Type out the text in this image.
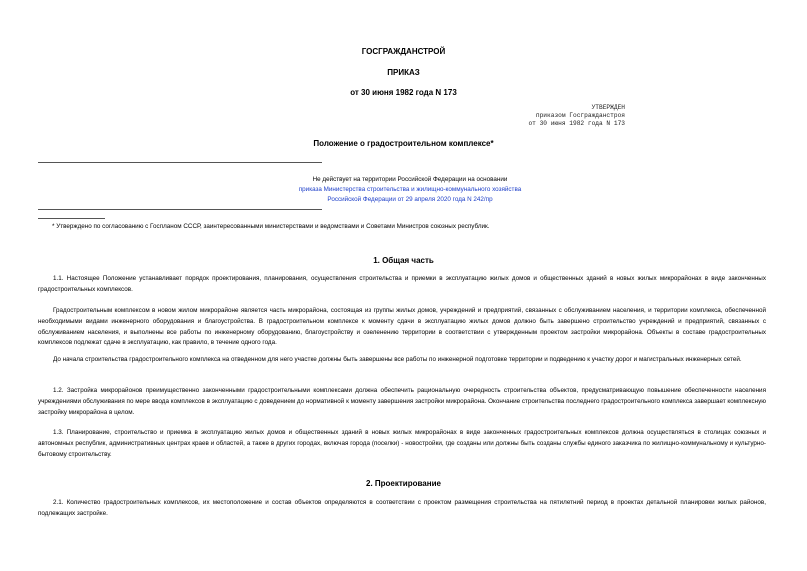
ГОСГРАЖДАНСТРОЙ
ПРИКАЗ
от 30 июня 1982 года N 173
УТВЕРЖДЕН
приказом Госгражданстроя
от 30 июня 1982 года N 173
Положение о градостроительном комплексе*
Не действует на территории Российской Федерации на основании
приказа Министерства строительства и жилищно-коммунального хозяйства
Российской Федерации от 29 апреля 2020 года N 242/пр
* Утверждено по согласованию с Госпланом СССР, заинтересованными министерствами и ведомствами и Советами Министров союзных республик.
1. Общая часть

1.1. Настоящее Положение устанавливает порядок проектирования, планирования, осуществления строительства и приемки в эксплуатацию жилых домов и общественных зданий в новых жилых микрорайонах в виде законченных градостроительных комплексов.

Градостроительным комплексом в новом жилом микрорайоне является часть микрорайона, состоящая из группы жилых домов, учреждений и предприятий, связанных с обслуживанием населения, и территории комплекса, обеспеченной необходимыми видами инженерного оборудования и благоустройства. В градостроительном комплексе к моменту сдачи в эксплуатацию жилых домов должно быть завершено строительство учреждений и предприятий, связанных с обслуживанием населения, и выполнены все работы по инженерному оборудованию, благоустройству и озеленению территории в соответствии с утвержденным проектом застройки микрорайона. Объекты в составе градостроительных комплексов подлежат сдаче в эксплуатацию, как правило, в течение одного года.

До начала строительства градостроительного комплекса на отведенном для него участке должны быть завершены все работы по инженерной подготовке территории и подведению к участку дорог и магистральных инженерных сетей.

1.2. Застройка микрорайонов преимущественно законченными градостроительными комплексами должна обеспечить рациональную очередность строительства объектов, предусматривающую повышение обеспеченности населения учреждениями обслуживания по мере ввода комплексов в эксплуатацию с доведением до нормативной к моменту завершения застройки микрорайона. Окончание строительства последнего градостроительного комплекса завершает комплексную застройку микрорайона в целом.

1.3. Планирование, строительство и приемка в эксплуатацию жилых домов и общественных зданий в новых жилых микрорайонах в виде законченных градостроительных комплексов должна осуществляться в столицах союзных и автономных республик, административных центрах краев и областей, а также в других городах, включая города (поселки) - новостройки, где созданы или должны быть созданы службы единого заказчика по жилищно-коммунальному и культурно-бытовому строительству.

2. Проектирование

2.1. Количество градостроительных комплексов, их местоположение и состав объектов определяются в соответствии с проектом размещения строительства на пятилетний период в проектах детальной планировки жилых районов, подлежащих застройке.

- - - - - - -

# [Work required]
All lines holding the word "зданий" should be picked out and copied.

# [Response below]
1.1. Настоящее Положение устанавливает порядок проектирования, планирования, осуществления строительства и приемки в эксплуатацию жилых домов и общественных зданий в новых жилых микрорайонах в виде законченных градостроительных комплексов.
1.3. Планирование, строительство и приемка в эксплуатацию жилых домов и общественных зданий в новых жилых микрорайонах в виде законченных градостроительных комплексов должна осуществляться в столицах союзных и автономных республик, административных центрах краев и областей, а также в других городах, включая города (поселки) - новостройки, где созданы или должны быть созданы службы единого заказчика по жилищно-коммунальному и культурно-бытовому строительству.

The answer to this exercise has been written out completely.